— Collected data entries —
§

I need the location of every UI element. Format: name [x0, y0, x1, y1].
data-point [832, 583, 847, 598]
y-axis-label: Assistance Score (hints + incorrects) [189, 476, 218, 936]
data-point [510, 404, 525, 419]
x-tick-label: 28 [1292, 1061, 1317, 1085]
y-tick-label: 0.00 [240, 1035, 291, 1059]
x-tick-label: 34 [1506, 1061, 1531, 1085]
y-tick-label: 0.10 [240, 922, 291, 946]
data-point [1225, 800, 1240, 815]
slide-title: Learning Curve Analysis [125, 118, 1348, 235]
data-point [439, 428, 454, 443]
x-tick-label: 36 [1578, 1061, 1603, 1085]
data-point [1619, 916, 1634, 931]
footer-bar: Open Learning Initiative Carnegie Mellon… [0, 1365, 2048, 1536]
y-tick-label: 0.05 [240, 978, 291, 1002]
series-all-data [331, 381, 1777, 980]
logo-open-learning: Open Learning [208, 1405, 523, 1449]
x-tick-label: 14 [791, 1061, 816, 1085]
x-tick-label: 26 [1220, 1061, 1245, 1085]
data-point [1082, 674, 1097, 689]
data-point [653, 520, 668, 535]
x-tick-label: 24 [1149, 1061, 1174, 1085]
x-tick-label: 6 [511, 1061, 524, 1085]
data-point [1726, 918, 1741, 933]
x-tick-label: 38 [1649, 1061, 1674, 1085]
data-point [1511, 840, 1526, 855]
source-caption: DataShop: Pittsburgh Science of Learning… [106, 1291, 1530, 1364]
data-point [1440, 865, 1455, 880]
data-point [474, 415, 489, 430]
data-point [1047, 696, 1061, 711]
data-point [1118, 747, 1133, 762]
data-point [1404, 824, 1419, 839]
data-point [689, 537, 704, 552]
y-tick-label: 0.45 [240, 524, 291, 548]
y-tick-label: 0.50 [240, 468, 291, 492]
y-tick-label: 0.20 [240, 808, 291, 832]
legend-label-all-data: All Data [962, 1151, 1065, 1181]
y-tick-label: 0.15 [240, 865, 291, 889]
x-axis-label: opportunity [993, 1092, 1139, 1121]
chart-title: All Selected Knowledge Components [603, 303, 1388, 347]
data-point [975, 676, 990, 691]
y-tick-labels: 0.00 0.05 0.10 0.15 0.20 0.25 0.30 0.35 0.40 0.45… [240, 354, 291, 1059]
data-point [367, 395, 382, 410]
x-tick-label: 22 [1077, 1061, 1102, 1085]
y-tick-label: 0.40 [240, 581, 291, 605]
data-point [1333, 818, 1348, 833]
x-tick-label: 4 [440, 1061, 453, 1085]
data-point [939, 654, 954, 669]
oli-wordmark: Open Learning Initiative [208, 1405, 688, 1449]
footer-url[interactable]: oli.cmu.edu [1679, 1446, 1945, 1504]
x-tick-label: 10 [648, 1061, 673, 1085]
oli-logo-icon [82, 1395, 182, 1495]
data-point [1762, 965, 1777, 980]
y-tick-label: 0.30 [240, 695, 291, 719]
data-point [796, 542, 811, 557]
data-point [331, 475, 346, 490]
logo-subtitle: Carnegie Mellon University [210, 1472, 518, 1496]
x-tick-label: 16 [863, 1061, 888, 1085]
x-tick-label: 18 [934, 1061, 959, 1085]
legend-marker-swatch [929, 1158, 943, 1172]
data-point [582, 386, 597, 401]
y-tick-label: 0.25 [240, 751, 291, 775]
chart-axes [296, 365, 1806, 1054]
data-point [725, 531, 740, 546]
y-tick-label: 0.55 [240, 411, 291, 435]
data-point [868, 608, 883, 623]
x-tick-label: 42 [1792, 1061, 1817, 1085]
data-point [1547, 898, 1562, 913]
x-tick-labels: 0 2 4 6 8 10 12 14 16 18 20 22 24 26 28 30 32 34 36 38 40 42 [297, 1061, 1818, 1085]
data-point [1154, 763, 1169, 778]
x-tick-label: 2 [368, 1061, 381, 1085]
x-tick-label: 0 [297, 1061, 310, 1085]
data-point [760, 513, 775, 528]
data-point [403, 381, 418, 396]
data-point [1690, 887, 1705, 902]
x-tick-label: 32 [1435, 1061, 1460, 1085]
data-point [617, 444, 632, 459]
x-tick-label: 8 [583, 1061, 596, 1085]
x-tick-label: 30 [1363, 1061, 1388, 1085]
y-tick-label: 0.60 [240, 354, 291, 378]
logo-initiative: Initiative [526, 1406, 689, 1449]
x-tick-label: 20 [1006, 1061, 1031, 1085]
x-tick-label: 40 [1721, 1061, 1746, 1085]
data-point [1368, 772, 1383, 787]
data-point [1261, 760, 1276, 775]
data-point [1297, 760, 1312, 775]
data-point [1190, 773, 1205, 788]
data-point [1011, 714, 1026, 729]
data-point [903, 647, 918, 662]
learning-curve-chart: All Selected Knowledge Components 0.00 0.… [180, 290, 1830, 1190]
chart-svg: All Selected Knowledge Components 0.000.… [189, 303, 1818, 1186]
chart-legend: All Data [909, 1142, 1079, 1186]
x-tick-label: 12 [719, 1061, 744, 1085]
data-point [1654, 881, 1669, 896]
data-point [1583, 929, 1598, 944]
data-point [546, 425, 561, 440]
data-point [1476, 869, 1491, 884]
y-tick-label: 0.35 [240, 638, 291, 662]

§

— EXERCISE DETAILS —
Rewrite the lines of the material above as a JSON list of strings, one string per line. Start with the first line and continue through the line containing "y-tick-label: 0.00 [240, 1035, 291, 1059]", and include nothing beyond that line.

— RESULT BELOW —
[
  "I need the location of every UI element. Format: name [x0, y0, x1, y1].",
  "data-point [832, 583, 847, 598]",
  "y-axis-label: Assistance Score (hints + incorrects) [189, 476, 218, 936]",
  "data-point [510, 404, 525, 419]",
  "x-tick-label: 28 [1292, 1061, 1317, 1085]",
  "y-tick-label: 0.00 [240, 1035, 291, 1059]"
]